__WHAT YOU SHOULD DO__: Locate the lines that hold the string "button". Copy every such line.

Figure dataset records
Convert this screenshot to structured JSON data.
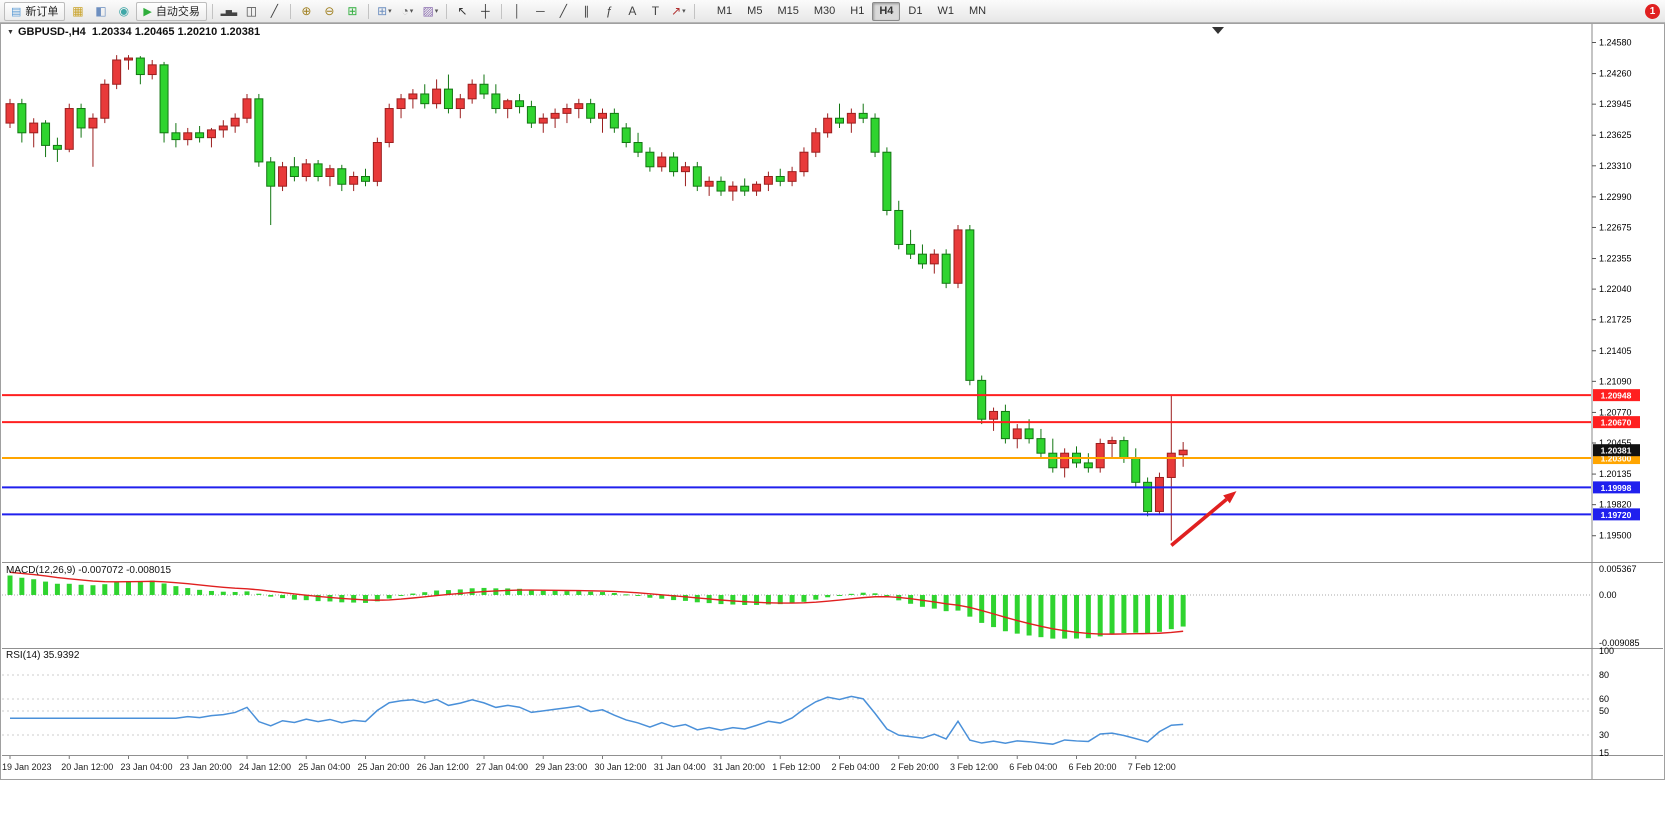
{
  "toolbar": {
    "new_order_label": "新订单",
    "auto_trading_label": "自动交易",
    "notification_badge": "1",
    "timeframes": [
      "M1",
      "M5",
      "M15",
      "M30",
      "H1",
      "H4",
      "D1",
      "W1",
      "MN"
    ],
    "active_timeframe": "H4",
    "items": [
      {
        "t": "btn",
        "name": "new-order-button",
        "glyph": "▤",
        "glyph_color": "#5b9bd5",
        "label": "新订单"
      },
      {
        "t": "icon",
        "name": "market-watch-icon",
        "glyph": "▦",
        "glyph_color": "#c9a227"
      },
      {
        "t": "icon",
        "name": "data-window-icon",
        "glyph": "◧",
        "glyph_color": "#6d8fc0"
      },
      {
        "t": "icon",
        "name": "navigator-icon",
        "glyph": "◉",
        "glyph_color": "#3fa7a7"
      },
      {
        "t": "btn",
        "name": "auto-trading-button",
        "glyph": "▶",
        "glyph_color": "#2fae3c",
        "label": "自动交易"
      },
      {
        "t": "sep"
      },
      {
        "t": "icon",
        "name": "bar-chart-type-icon",
        "glyph": "▂▅▃",
        "glyph_color": "#444444",
        "small": true
      },
      {
        "t": "icon",
        "name": "candlestick-type-icon",
        "glyph": "◫",
        "glyph_color": "#444444"
      },
      {
        "t": "icon",
        "name": "line-chart-type-icon",
        "glyph": "╱",
        "glyph_color": "#444444"
      },
      {
        "t": "sep"
      },
      {
        "t": "icon",
        "name": "zoom-in-icon",
        "glyph": "⊕",
        "glyph_color": "#a08020"
      },
      {
        "t": "icon",
        "name": "zoom-out-icon",
        "glyph": "⊖",
        "glyph_color": "#a08020"
      },
      {
        "t": "icon",
        "name": "tile-windows-icon",
        "glyph": "⊞",
        "glyph_color": "#2fae3c"
      },
      {
        "t": "sep"
      },
      {
        "t": "icon",
        "name": "new-chart-icon",
        "glyph": "⊞",
        "glyph_color": "#6d8fc0",
        "caret": true
      },
      {
        "t": "icon",
        "name": "profiles-icon",
        "glyph": "◔",
        "glyph_color": "#666666",
        "caret": true
      },
      {
        "t": "icon",
        "name": "templates-icon",
        "glyph": "▨",
        "glyph_color": "#8a6db0",
        "caret": true
      },
      {
        "t": "sep"
      },
      {
        "t": "icon",
        "name": "cursor-icon",
        "glyph": "↖",
        "glyph_color": "#333333"
      },
      {
        "t": "icon",
        "name": "crosshair-icon",
        "glyph": "┼",
        "glyph_color": "#333333"
      },
      {
        "t": "sep"
      },
      {
        "t": "icon",
        "name": "vertical-line-icon",
        "glyph": "│",
        "glyph_color": "#444444"
      },
      {
        "t": "icon",
        "name": "horizontal-line-icon",
        "glyph": "─",
        "glyph_color": "#444444"
      },
      {
        "t": "icon",
        "name": "trendline-icon",
        "glyph": "╱",
        "glyph_color": "#444444"
      },
      {
        "t": "icon",
        "name": "channel-icon",
        "glyph": "∥",
        "glyph_color": "#444444"
      },
      {
        "t": "icon",
        "name": "fibonacci-icon",
        "glyph": "ƒ",
        "glyph_color": "#444444"
      },
      {
        "t": "icon",
        "name": "text-icon",
        "glyph": "A",
        "glyph_color": "#444444"
      },
      {
        "t": "icon",
        "name": "label-icon",
        "glyph": "T",
        "glyph_color": "#444444"
      },
      {
        "t": "icon",
        "name": "arrows-icon",
        "glyph": "↗",
        "glyph_color": "#b03030",
        "caret": true
      },
      {
        "t": "sep"
      }
    ]
  },
  "chart_header": {
    "collapse_icon": "▼",
    "info_line": "GBPUSD-,H4  1.20334 1.20465 1.20210 1.20381",
    "symbol": "GBPUSD-",
    "period": "H4",
    "open": "1.20334",
    "high": "1.20465",
    "low": "1.20210",
    "close": "1.20381"
  },
  "macd_panel": {
    "label": "MACD(12,26,9) -0.007072 -0.008015"
  },
  "rsi_panel": {
    "label": "RSI(14) 35.9392"
  },
  "chart_data": {
    "type": "candlestick",
    "symbol": "GBPUSD-",
    "timeframe": "H4",
    "up_color": "#e83a3a",
    "down_color": "#2fd42f",
    "up_stroke": "#9b1f1f",
    "down_stroke": "#13761 3",
    "visible_range": {
      "max": 1.2475,
      "min": 1.1925
    },
    "price_axis_ticks": [
      "1.24580",
      "1.24260",
      "1.23945",
      "1.23625",
      "1.23310",
      "1.22990",
      "1.22675",
      "1.22355",
      "1.22040",
      "1.21725",
      "1.21405",
      "1.21090",
      "1.20770",
      "1.20455",
      "1.20135",
      "1.19820",
      "1.19500"
    ],
    "time_labels": [
      "19 Jan 2023",
      "20 Jan 12:00",
      "23 Jan 04:00",
      "23 Jan 20:00",
      "24 Jan 12:00",
      "25 Jan 04:00",
      "25 Jan 20:00",
      "26 Jan 12:00",
      "27 Jan 04:00",
      "29 Jan 23:00",
      "30 Jan 12:00",
      "31 Jan 04:00",
      "31 Jan 20:00",
      "1 Feb 12:00",
      "2 Feb 04:00",
      "2 Feb 20:00",
      "3 Feb 12:00",
      "6 Feb 04:00",
      "6 Feb 20:00",
      "7 Feb 12:00"
    ],
    "candles_ohlc": [
      [
        1.2375,
        1.24,
        1.237,
        1.2395
      ],
      [
        1.2395,
        1.24,
        1.2355,
        1.2365
      ],
      [
        1.2365,
        1.238,
        1.235,
        1.2375
      ],
      [
        1.2375,
        1.2378,
        1.234,
        1.2352
      ],
      [
        1.2352,
        1.236,
        1.2335,
        1.2348
      ],
      [
        1.2348,
        1.2395,
        1.2345,
        1.239
      ],
      [
        1.239,
        1.2395,
        1.236,
        1.237
      ],
      [
        1.237,
        1.2385,
        1.233,
        1.238
      ],
      [
        1.238,
        1.242,
        1.2375,
        1.2415
      ],
      [
        1.2415,
        1.2445,
        1.241,
        1.244
      ],
      [
        1.244,
        1.2445,
        1.243,
        1.2442
      ],
      [
        1.2442,
        1.2444,
        1.2415,
        1.2425
      ],
      [
        1.2425,
        1.244,
        1.242,
        1.2435
      ],
      [
        1.2435,
        1.2438,
        1.2355,
        1.2365
      ],
      [
        1.2365,
        1.2375,
        1.235,
        1.2358
      ],
      [
        1.2358,
        1.237,
        1.2352,
        1.2365
      ],
      [
        1.2365,
        1.2372,
        1.2355,
        1.236
      ],
      [
        1.236,
        1.237,
        1.235,
        1.2368
      ],
      [
        1.2368,
        1.2378,
        1.236,
        1.2372
      ],
      [
        1.2372,
        1.2385,
        1.2365,
        1.238
      ],
      [
        1.238,
        1.2405,
        1.2375,
        1.24
      ],
      [
        1.24,
        1.2405,
        1.233,
        1.2335
      ],
      [
        1.2335,
        1.234,
        1.227,
        1.231
      ],
      [
        1.231,
        1.2335,
        1.2305,
        1.233
      ],
      [
        1.233,
        1.234,
        1.2315,
        1.232
      ],
      [
        1.232,
        1.2338,
        1.2315,
        1.2333
      ],
      [
        1.2333,
        1.2337,
        1.2315,
        1.232
      ],
      [
        1.232,
        1.2332,
        1.231,
        1.2328
      ],
      [
        1.2328,
        1.2332,
        1.2305,
        1.2312
      ],
      [
        1.2312,
        1.2325,
        1.2305,
        1.232
      ],
      [
        1.232,
        1.2328,
        1.231,
        1.2315
      ],
      [
        1.2315,
        1.236,
        1.231,
        1.2355
      ],
      [
        1.2355,
        1.2395,
        1.235,
        1.239
      ],
      [
        1.239,
        1.2405,
        1.238,
        1.24
      ],
      [
        1.24,
        1.241,
        1.239,
        1.2405
      ],
      [
        1.2405,
        1.2415,
        1.239,
        1.2395
      ],
      [
        1.2395,
        1.242,
        1.239,
        1.241
      ],
      [
        1.241,
        1.2425,
        1.2385,
        1.239
      ],
      [
        1.239,
        1.2405,
        1.238,
        1.24
      ],
      [
        1.24,
        1.242,
        1.2395,
        1.2415
      ],
      [
        1.2415,
        1.2425,
        1.24,
        1.2405
      ],
      [
        1.2405,
        1.2415,
        1.2385,
        1.239
      ],
      [
        1.239,
        1.24,
        1.238,
        1.2398
      ],
      [
        1.2398,
        1.2405,
        1.2385,
        1.2392
      ],
      [
        1.2392,
        1.2398,
        1.237,
        1.2375
      ],
      [
        1.2375,
        1.2385,
        1.2365,
        1.238
      ],
      [
        1.238,
        1.239,
        1.237,
        1.2385
      ],
      [
        1.2385,
        1.2395,
        1.2375,
        1.239
      ],
      [
        1.239,
        1.24,
        1.238,
        1.2395
      ],
      [
        1.2395,
        1.24,
        1.2375,
        1.238
      ],
      [
        1.238,
        1.239,
        1.2365,
        1.2385
      ],
      [
        1.2385,
        1.239,
        1.2365,
        1.237
      ],
      [
        1.237,
        1.2375,
        1.235,
        1.2355
      ],
      [
        1.2355,
        1.2365,
        1.234,
        1.2345
      ],
      [
        1.2345,
        1.235,
        1.2325,
        1.233
      ],
      [
        1.233,
        1.2345,
        1.2325,
        1.234
      ],
      [
        1.234,
        1.2345,
        1.232,
        1.2325
      ],
      [
        1.2325,
        1.2335,
        1.231,
        1.233
      ],
      [
        1.233,
        1.2335,
        1.2305,
        1.231
      ],
      [
        1.231,
        1.232,
        1.23,
        1.2315
      ],
      [
        1.2315,
        1.232,
        1.23,
        1.2305
      ],
      [
        1.2305,
        1.2315,
        1.2295,
        1.231
      ],
      [
        1.231,
        1.2318,
        1.23,
        1.2305
      ],
      [
        1.2305,
        1.2315,
        1.23,
        1.2312
      ],
      [
        1.2312,
        1.2325,
        1.2305,
        1.232
      ],
      [
        1.232,
        1.2328,
        1.231,
        1.2315
      ],
      [
        1.2315,
        1.233,
        1.231,
        1.2325
      ],
      [
        1.2325,
        1.235,
        1.232,
        1.2345
      ],
      [
        1.2345,
        1.237,
        1.234,
        1.2365
      ],
      [
        1.2365,
        1.2385,
        1.236,
        1.238
      ],
      [
        1.238,
        1.2395,
        1.237,
        1.2375
      ],
      [
        1.2375,
        1.239,
        1.2365,
        1.2385
      ],
      [
        1.2385,
        1.2395,
        1.2375,
        1.238
      ],
      [
        1.238,
        1.2385,
        1.234,
        1.2345
      ],
      [
        1.2345,
        1.235,
        1.228,
        1.2285
      ],
      [
        1.2285,
        1.2295,
        1.2245,
        1.225
      ],
      [
        1.225,
        1.2265,
        1.2235,
        1.224
      ],
      [
        1.224,
        1.225,
        1.2225,
        1.223
      ],
      [
        1.223,
        1.2245,
        1.222,
        1.224
      ],
      [
        1.224,
        1.2245,
        1.2205,
        1.221
      ],
      [
        1.221,
        1.227,
        1.2205,
        1.2265
      ],
      [
        1.2265,
        1.227,
        1.2105,
        1.211
      ],
      [
        1.211,
        1.2115,
        1.2065,
        1.207
      ],
      [
        1.207,
        1.2082,
        1.2058,
        1.2078
      ],
      [
        1.2078,
        1.2085,
        1.2045,
        1.205
      ],
      [
        1.205,
        1.2065,
        1.204,
        1.206
      ],
      [
        1.206,
        1.207,
        1.2045,
        1.205
      ],
      [
        1.205,
        1.206,
        1.203,
        1.2035
      ],
      [
        1.2035,
        1.205,
        1.2015,
        1.202
      ],
      [
        1.202,
        1.204,
        1.201,
        1.2035
      ],
      [
        1.2035,
        1.2042,
        1.202,
        1.2025
      ],
      [
        1.2025,
        1.2035,
        1.2015,
        1.202
      ],
      [
        1.202,
        1.205,
        1.2015,
        1.2045
      ],
      [
        1.2045,
        1.2052,
        1.203,
        1.2048
      ],
      [
        1.2048,
        1.2052,
        1.2025,
        1.203
      ],
      [
        1.203,
        1.204,
        1.2,
        1.2005
      ],
      [
        1.2005,
        1.201,
        1.197,
        1.1975
      ],
      [
        1.1975,
        1.2015,
        1.1972,
        1.201
      ],
      [
        1.201,
        1.2095,
        1.1945,
        1.2035
      ],
      [
        1.20334,
        1.20465,
        1.2021,
        1.20381
      ]
    ],
    "horizontal_lines": [
      {
        "price": 1.20948,
        "label": "1.20948",
        "color": "#ff2020",
        "width": 2
      },
      {
        "price": 1.2067,
        "label": "1.20670",
        "color": "#ff2020",
        "width": 2
      },
      {
        "price": 1.203,
        "label": "1.20300",
        "color": "#ffa500",
        "width": 2
      },
      {
        "price": 1.19998,
        "label": "1.19998",
        "color": "#2020ee",
        "width": 2
      },
      {
        "price": 1.1972,
        "label": "1.19720",
        "color": "#2020ee",
        "width": 2
      }
    ],
    "current_price": {
      "value": 1.20381,
      "label": "1.20381",
      "box_color": "#111111"
    },
    "annotation_arrow": {
      "from": {
        "index": 98.0,
        "price": 1.194
      },
      "to": {
        "index": 103.5,
        "price": 1.1996
      },
      "color": "#e02020"
    },
    "indicators": [
      {
        "type": "MACD",
        "params": [
          12,
          26,
          9
        ],
        "current_values": [
          "-0.007072",
          "-0.008015"
        ],
        "axis_ticks": [
          "0.005367",
          "0.00",
          "-0.009085"
        ],
        "range": {
          "max": 0.005367,
          "min": -0.009085
        },
        "histogram_color": "#2fd42f",
        "signal_color": "#e02020"
      },
      {
        "type": "RSI",
        "params": [
          14
        ],
        "current_value": "35.9392",
        "axis_ticks": [
          100,
          80,
          60,
          50,
          30,
          15
        ],
        "range": {
          "max": 100,
          "min": 15
        },
        "levels": [
          80,
          60,
          50,
          30
        ],
        "line_color": "#4a90d9"
      }
    ]
  }
}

__FINAL ANSWER__:
        "name": "new-order-button",
        "name": "auto-trading-button",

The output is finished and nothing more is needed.